Data entries for graphics:
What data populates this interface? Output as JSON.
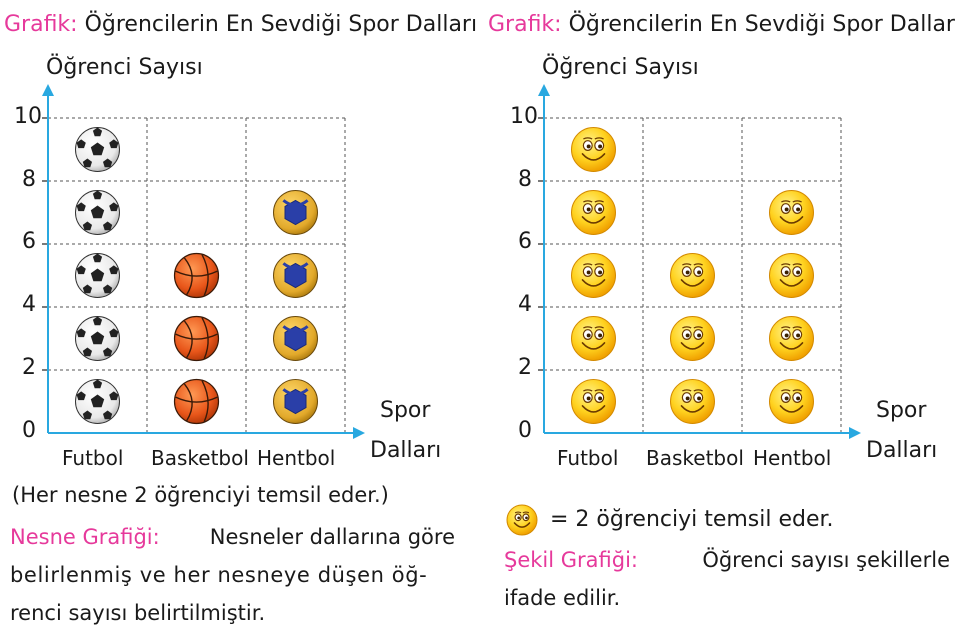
{
  "colors": {
    "accent_pink": "#e6399b",
    "axis_blue": "#29a8e0",
    "grid": "#555555"
  },
  "left_chart": {
    "title_label": "Grafik:",
    "title": "Öğrencilerin En Sevdiği Spor Dalları",
    "y_axis_title": "Öğrenci Sayısı",
    "x_axis_title_line1": "Spor",
    "x_axis_title_line2": "Dalları",
    "y_ticks": [
      "0",
      "2",
      "4",
      "6",
      "8",
      "10"
    ],
    "categories": [
      "Futbol",
      "Basketbol",
      "Hentbol"
    ],
    "note": "(Her nesne 2 öğrenciyi temsil eder.)",
    "desc_label": "Nesne Grafiği:",
    "desc_line1": "Nesneler dallarına göre",
    "desc_line2": "belirlenmiş ve her nesneye düşen öğ-",
    "desc_line3": "renci sayısı belirtilmiştir."
  },
  "right_chart": {
    "title_label": "Grafik:",
    "title": "Öğrencilerin En Sevdiği Spor Dalları",
    "y_axis_title": "Öğrenci Sayısı",
    "x_axis_title_line1": "Spor",
    "x_axis_title_line2": "Dalları",
    "y_ticks": [
      "0",
      "2",
      "4",
      "6",
      "8",
      "10"
    ],
    "categories": [
      "Futbol",
      "Basketbol",
      "Hentbol"
    ],
    "legend": "= 2 öğrenciyi temsil eder.",
    "desc_label": "Şekil Grafiği:",
    "desc_line1": "Öğrenci sayısı şekillerle",
    "desc_line2": "ifade edilir."
  },
  "chart_data": [
    {
      "type": "bar",
      "title": "Öğrencilerin En Sevdiği Spor Dalları",
      "xlabel": "Spor Dalları",
      "ylabel": "Öğrenci Sayısı",
      "categories": [
        "Futbol",
        "Basketbol",
        "Hentbol"
      ],
      "values": [
        10,
        6,
        8
      ],
      "ylim": [
        0,
        10
      ],
      "icons": [
        "soccer-ball-icon",
        "basketball-icon",
        "handball-icon"
      ]
    },
    {
      "type": "bar",
      "title": "Öğrencilerin En Sevdiği Spor Dalları",
      "xlabel": "Spor Dalları",
      "ylabel": "Öğrenci Sayısı",
      "categories": [
        "Futbol",
        "Basketbol",
        "Hentbol"
      ],
      "values": [
        10,
        6,
        8
      ],
      "ylim": [
        0,
        10
      ],
      "icons": [
        "smiley-face-icon",
        "smiley-face-icon",
        "smiley-face-icon"
      ]
    }
  ]
}
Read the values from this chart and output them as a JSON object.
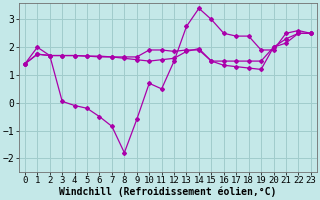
{
  "xlabel": "Windchill (Refroidissement éolien,°C)",
  "xlim": [
    -0.5,
    23.5
  ],
  "ylim": [
    -2.5,
    3.6
  ],
  "xticks": [
    0,
    1,
    2,
    3,
    4,
    5,
    6,
    7,
    8,
    9,
    10,
    11,
    12,
    13,
    14,
    15,
    16,
    17,
    18,
    19,
    20,
    21,
    22,
    23
  ],
  "yticks": [
    -2,
    -1,
    0,
    1,
    2,
    3
  ],
  "bg_color": "#c4e8e8",
  "grid_color": "#a0cccc",
  "line_color": "#aa00aa",
  "line1_x": [
    0,
    1,
    2,
    3,
    4,
    5,
    6,
    7,
    8,
    9,
    10,
    11,
    12,
    13,
    14,
    15,
    16,
    17,
    18,
    19,
    20,
    21,
    22,
    23
  ],
  "line1_y": [
    1.4,
    2.0,
    1.7,
    0.05,
    -0.1,
    -0.2,
    -0.5,
    -0.85,
    -1.8,
    -0.6,
    0.7,
    0.5,
    1.5,
    2.75,
    3.4,
    3.0,
    2.5,
    2.4,
    2.4,
    1.9,
    1.9,
    2.5,
    2.6,
    2.5
  ],
  "line2_x": [
    0,
    1,
    2,
    3,
    4,
    5,
    6,
    7,
    8,
    9,
    10,
    11,
    12,
    13,
    14,
    15,
    16,
    17,
    18,
    19,
    20,
    21,
    22,
    23
  ],
  "line2_y": [
    1.4,
    1.75,
    1.7,
    1.7,
    1.7,
    1.68,
    1.65,
    1.65,
    1.65,
    1.65,
    1.9,
    1.9,
    1.85,
    1.9,
    1.9,
    1.5,
    1.5,
    1.5,
    1.5,
    1.5,
    2.0,
    2.15,
    2.5,
    2.5
  ],
  "line3_x": [
    0,
    1,
    2,
    3,
    4,
    5,
    6,
    7,
    8,
    9,
    10,
    11,
    12,
    13,
    14,
    15,
    16,
    17,
    18,
    19,
    20,
    21,
    22,
    23
  ],
  "line3_y": [
    1.4,
    1.75,
    1.7,
    1.7,
    1.7,
    1.68,
    1.68,
    1.65,
    1.6,
    1.55,
    1.5,
    1.55,
    1.6,
    1.85,
    1.95,
    1.5,
    1.35,
    1.3,
    1.25,
    1.2,
    2.0,
    2.3,
    2.5,
    2.5
  ],
  "xlabel_fontsize": 7,
  "tick_fontsize": 6.5
}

**WHAT IS BEING ASKED**:
Your answer should be a single number: the count of lines containing the word "this".

**THE SOLUTION**:
2